Extract the lines that carry the string "อเสนอไม" from the listing.

Recorded data
☆ ☆ ☆ ☆

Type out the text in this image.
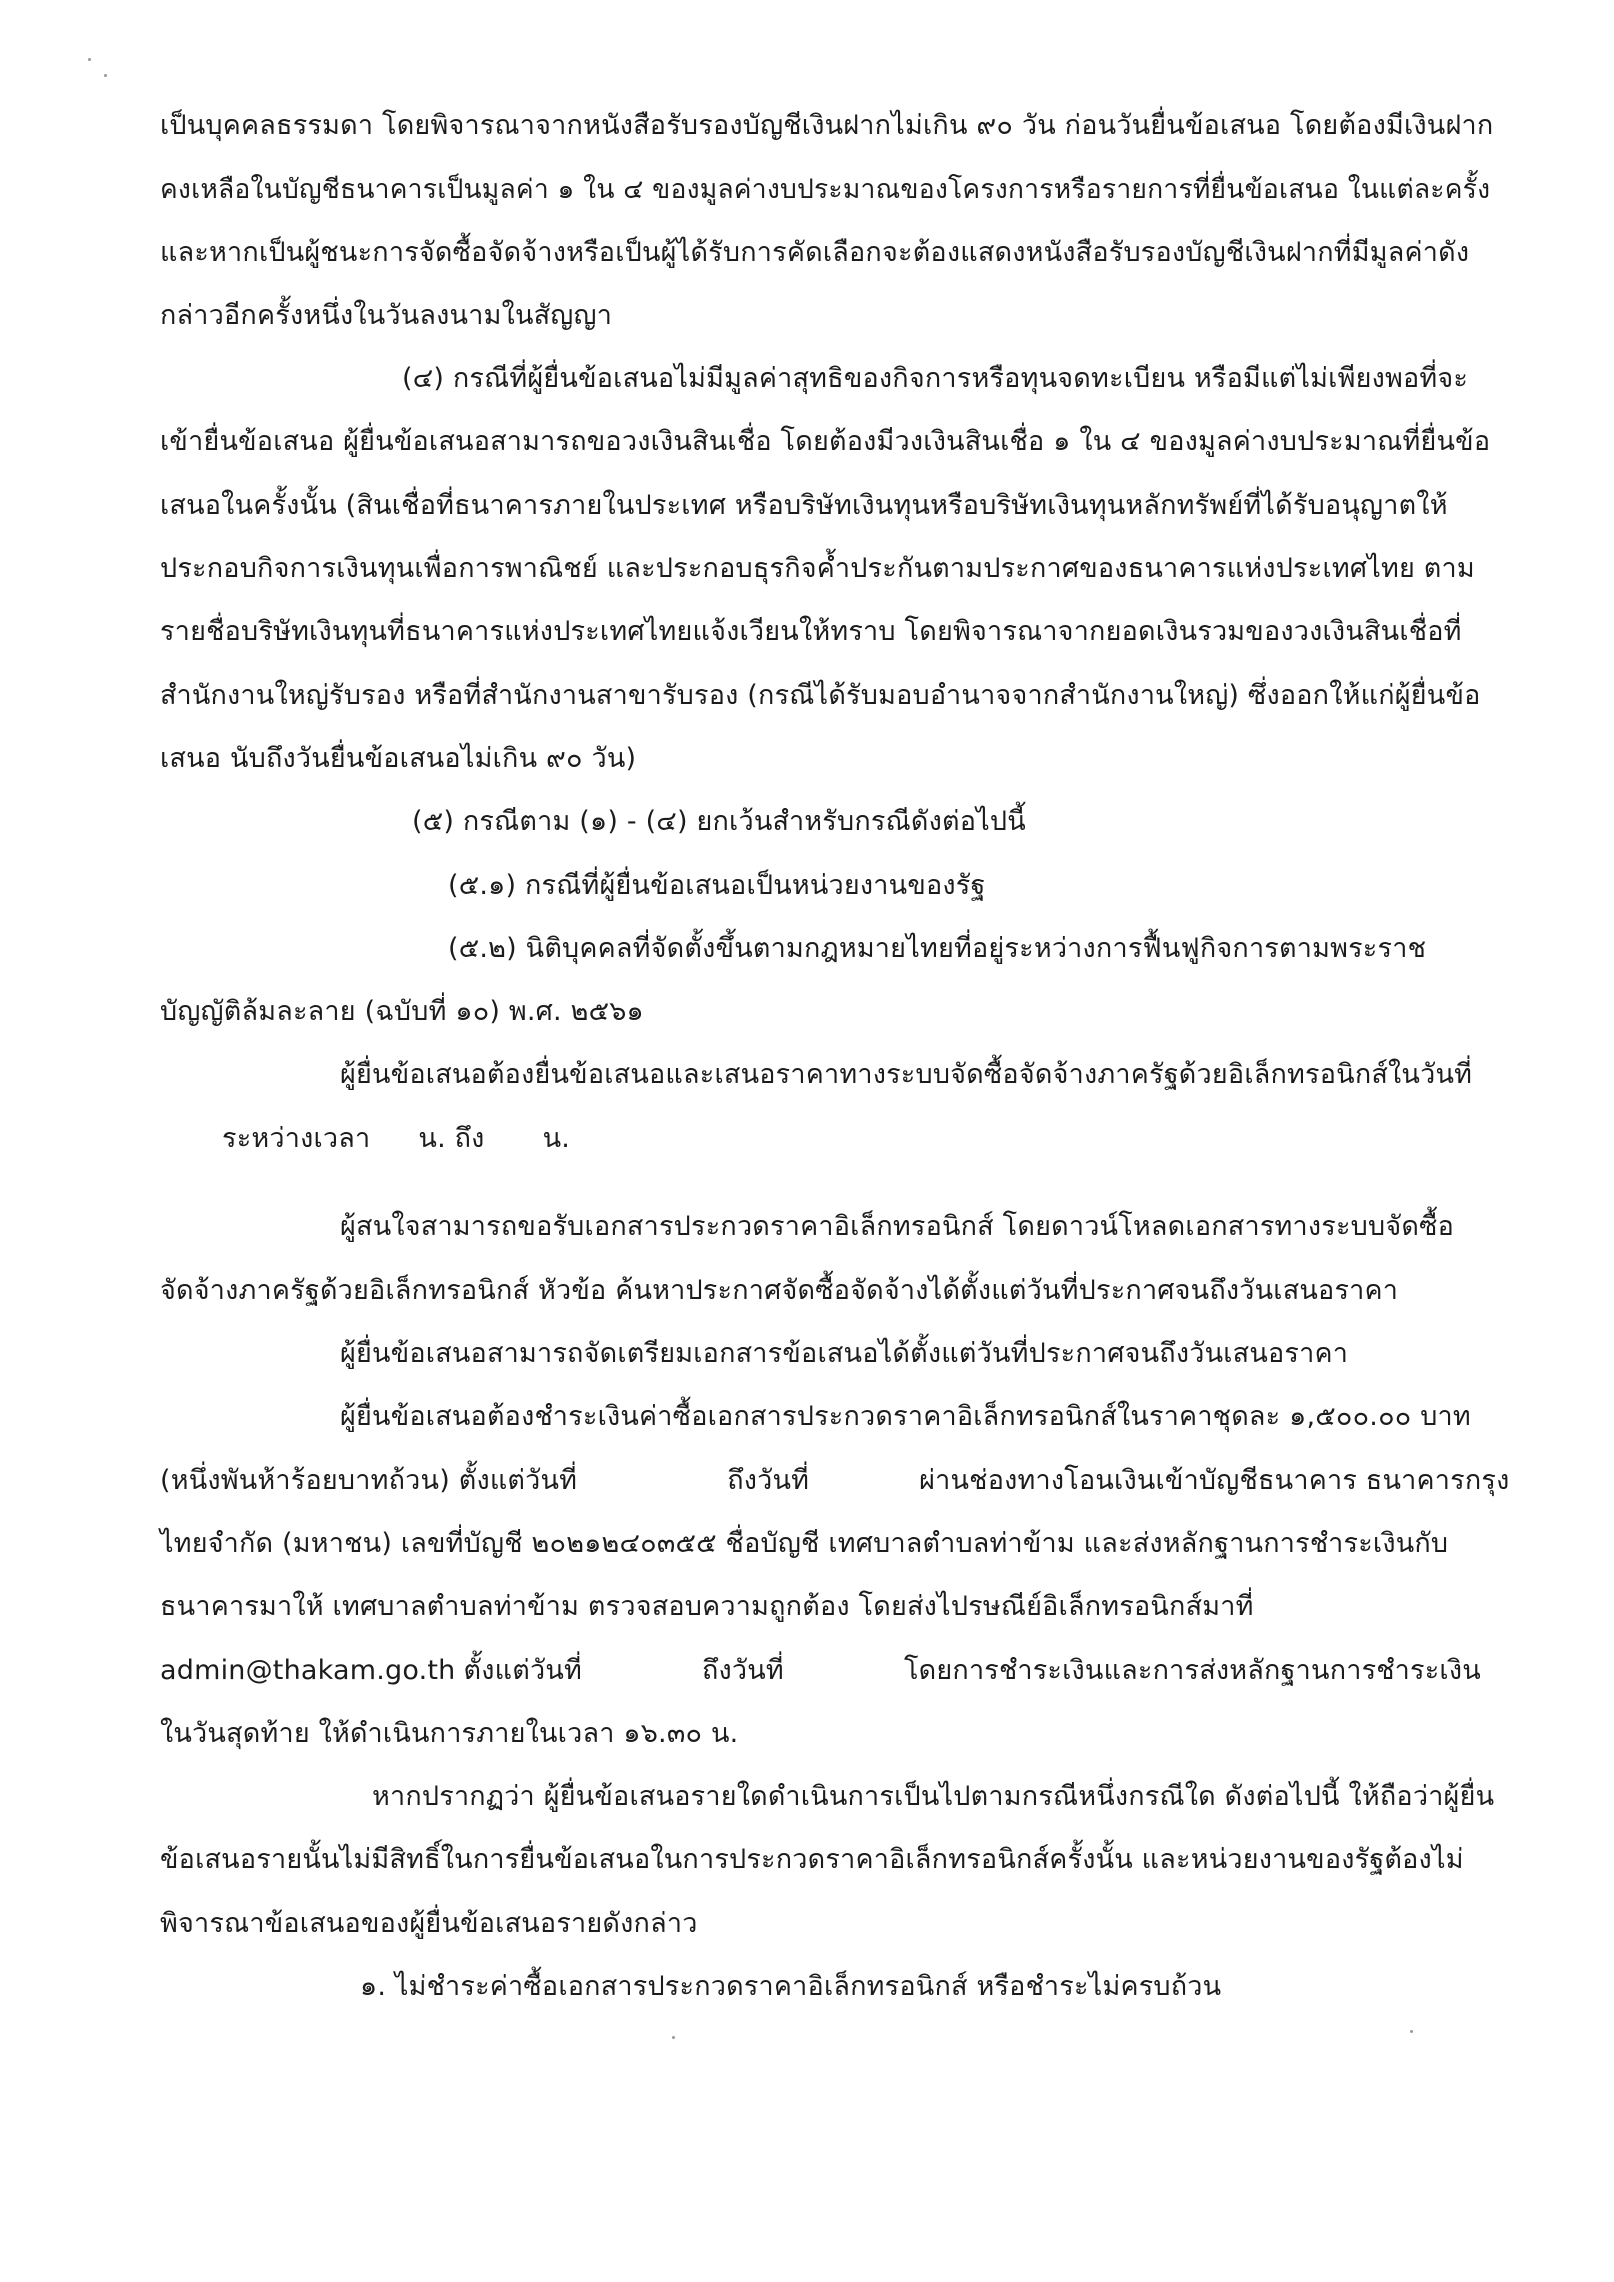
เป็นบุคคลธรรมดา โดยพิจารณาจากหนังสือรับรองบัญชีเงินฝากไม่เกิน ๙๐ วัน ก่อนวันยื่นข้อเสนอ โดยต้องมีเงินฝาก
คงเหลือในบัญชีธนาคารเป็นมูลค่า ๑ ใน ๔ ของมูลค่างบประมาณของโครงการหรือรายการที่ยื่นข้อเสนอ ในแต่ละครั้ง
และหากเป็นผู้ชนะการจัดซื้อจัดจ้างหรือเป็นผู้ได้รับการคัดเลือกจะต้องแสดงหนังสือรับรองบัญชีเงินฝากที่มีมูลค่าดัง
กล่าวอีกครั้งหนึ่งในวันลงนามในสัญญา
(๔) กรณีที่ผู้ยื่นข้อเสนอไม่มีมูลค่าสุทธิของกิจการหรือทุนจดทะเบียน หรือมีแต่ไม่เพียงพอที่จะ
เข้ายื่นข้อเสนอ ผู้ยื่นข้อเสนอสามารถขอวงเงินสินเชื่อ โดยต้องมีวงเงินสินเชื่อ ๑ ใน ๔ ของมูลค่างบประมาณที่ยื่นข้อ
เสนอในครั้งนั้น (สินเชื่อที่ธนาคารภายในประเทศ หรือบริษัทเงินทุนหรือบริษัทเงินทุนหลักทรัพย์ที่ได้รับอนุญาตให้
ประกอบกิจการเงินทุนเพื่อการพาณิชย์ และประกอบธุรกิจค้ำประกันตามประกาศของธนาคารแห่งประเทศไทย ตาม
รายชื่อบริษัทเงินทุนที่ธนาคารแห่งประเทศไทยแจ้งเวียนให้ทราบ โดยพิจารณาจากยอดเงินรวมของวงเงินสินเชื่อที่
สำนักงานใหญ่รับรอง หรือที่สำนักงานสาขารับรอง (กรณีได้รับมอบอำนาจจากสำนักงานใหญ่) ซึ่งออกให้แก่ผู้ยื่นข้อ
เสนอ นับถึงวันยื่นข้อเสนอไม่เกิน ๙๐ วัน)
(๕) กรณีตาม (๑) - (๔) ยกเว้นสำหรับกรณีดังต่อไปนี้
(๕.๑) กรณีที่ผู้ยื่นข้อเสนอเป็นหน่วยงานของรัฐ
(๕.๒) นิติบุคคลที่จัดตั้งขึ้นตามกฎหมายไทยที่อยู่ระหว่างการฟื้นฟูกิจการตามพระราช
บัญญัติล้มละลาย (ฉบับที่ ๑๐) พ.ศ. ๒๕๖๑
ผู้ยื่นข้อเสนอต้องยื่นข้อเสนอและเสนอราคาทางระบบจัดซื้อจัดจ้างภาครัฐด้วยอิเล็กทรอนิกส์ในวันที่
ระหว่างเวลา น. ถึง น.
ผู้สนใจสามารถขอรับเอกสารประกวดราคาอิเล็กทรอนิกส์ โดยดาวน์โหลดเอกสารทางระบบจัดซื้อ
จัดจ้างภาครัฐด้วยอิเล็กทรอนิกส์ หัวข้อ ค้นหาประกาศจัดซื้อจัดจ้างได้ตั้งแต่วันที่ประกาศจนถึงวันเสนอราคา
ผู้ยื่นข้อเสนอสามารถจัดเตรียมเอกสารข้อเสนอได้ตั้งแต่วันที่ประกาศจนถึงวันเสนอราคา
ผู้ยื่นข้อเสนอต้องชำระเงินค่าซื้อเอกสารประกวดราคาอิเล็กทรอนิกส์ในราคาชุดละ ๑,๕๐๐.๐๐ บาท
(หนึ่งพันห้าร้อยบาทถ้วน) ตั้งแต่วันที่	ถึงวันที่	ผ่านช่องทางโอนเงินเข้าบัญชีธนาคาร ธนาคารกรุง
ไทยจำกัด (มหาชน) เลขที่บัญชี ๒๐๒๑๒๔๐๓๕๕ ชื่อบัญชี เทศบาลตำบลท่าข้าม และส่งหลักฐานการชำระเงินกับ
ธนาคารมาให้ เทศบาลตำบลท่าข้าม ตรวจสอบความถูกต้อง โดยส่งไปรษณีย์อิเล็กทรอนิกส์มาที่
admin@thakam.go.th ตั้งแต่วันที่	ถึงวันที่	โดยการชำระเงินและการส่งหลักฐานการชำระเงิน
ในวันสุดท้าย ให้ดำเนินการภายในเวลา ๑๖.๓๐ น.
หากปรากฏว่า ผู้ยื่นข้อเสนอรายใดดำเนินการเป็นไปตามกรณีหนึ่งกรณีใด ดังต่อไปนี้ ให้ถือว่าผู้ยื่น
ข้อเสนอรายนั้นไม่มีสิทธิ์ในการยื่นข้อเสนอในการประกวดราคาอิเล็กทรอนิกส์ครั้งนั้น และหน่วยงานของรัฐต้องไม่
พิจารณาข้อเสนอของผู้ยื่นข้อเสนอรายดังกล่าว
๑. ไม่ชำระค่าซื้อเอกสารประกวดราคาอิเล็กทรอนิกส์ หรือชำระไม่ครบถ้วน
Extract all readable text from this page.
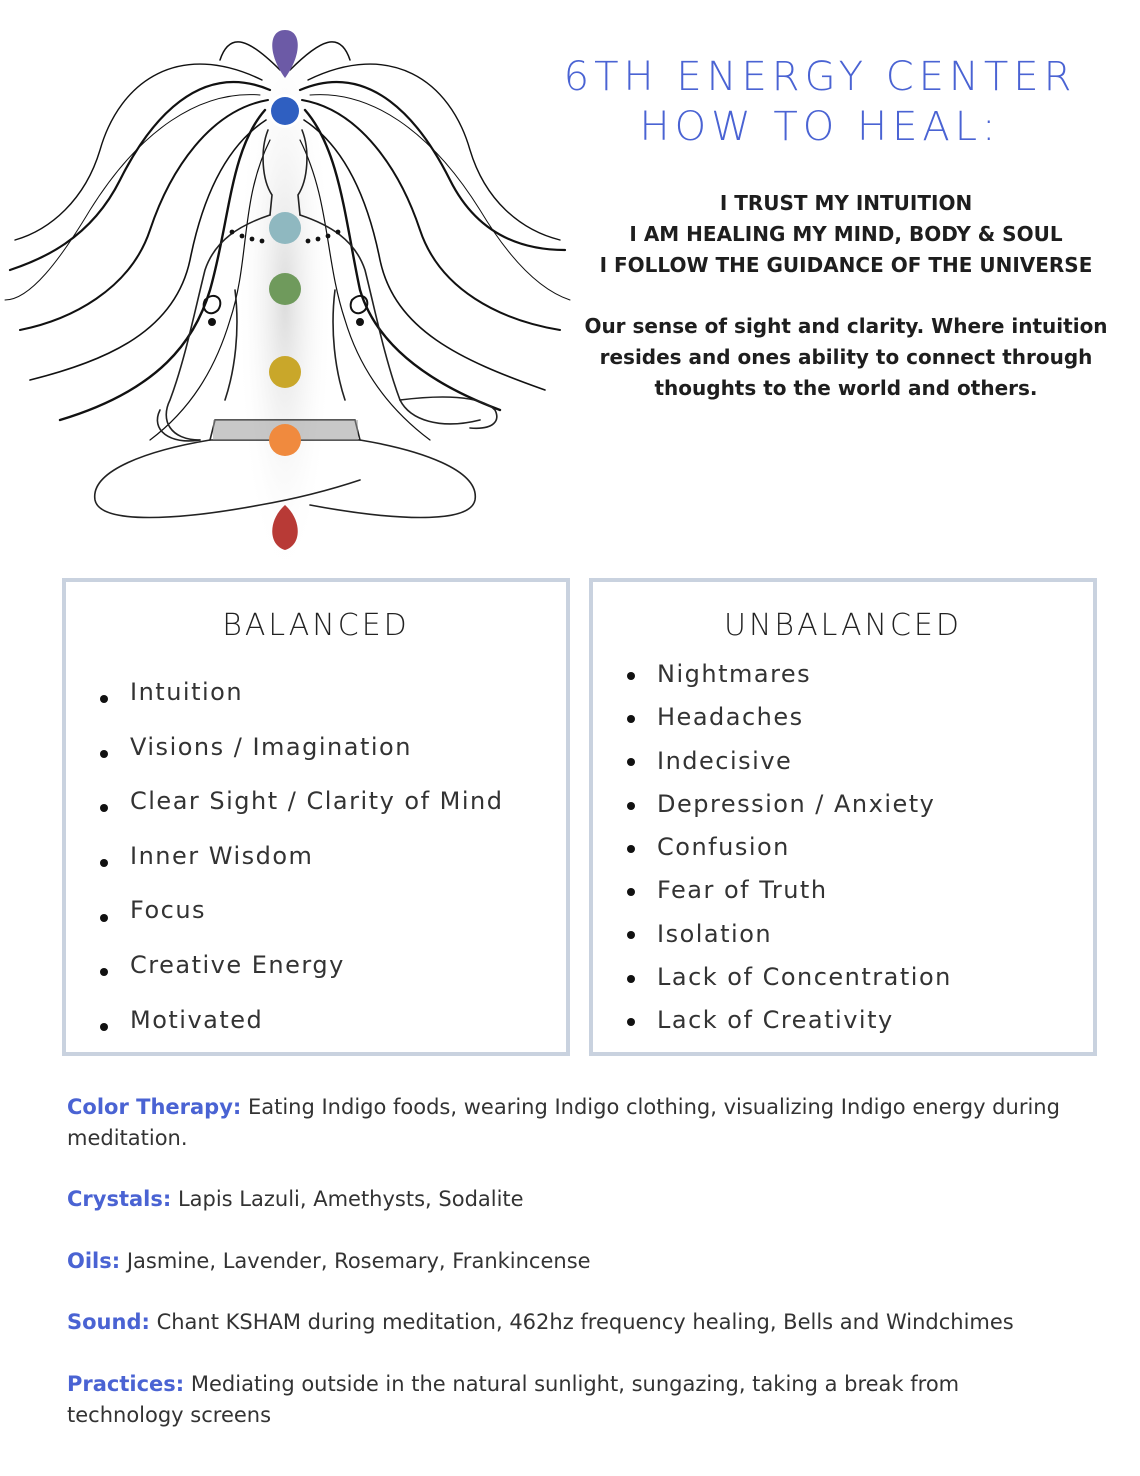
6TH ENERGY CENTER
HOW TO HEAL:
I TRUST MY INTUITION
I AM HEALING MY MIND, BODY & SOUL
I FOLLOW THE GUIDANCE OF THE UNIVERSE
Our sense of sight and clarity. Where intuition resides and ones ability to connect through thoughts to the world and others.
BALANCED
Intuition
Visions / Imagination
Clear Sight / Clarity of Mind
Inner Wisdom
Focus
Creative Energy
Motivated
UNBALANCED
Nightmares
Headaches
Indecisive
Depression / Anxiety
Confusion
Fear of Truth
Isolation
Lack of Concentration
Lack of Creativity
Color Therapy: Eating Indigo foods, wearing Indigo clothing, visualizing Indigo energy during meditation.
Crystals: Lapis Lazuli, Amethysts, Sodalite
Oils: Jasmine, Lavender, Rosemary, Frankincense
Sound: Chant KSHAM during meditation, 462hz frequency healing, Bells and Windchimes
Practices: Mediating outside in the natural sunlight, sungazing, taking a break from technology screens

☆ ☆ ☆ ☆

§ Expected answer:
(๔) กรณีที่ผู้ยื่นข้อเสนอไม่มีมูลค่าสุทธิของกิจการหรือทุนจดทะเบียน หรือมีแต่ไม่เพียงพอที่จะ
เสนอ นับถึงวันยื่นข้อเสนอไม่เกิน ๙๐ วัน)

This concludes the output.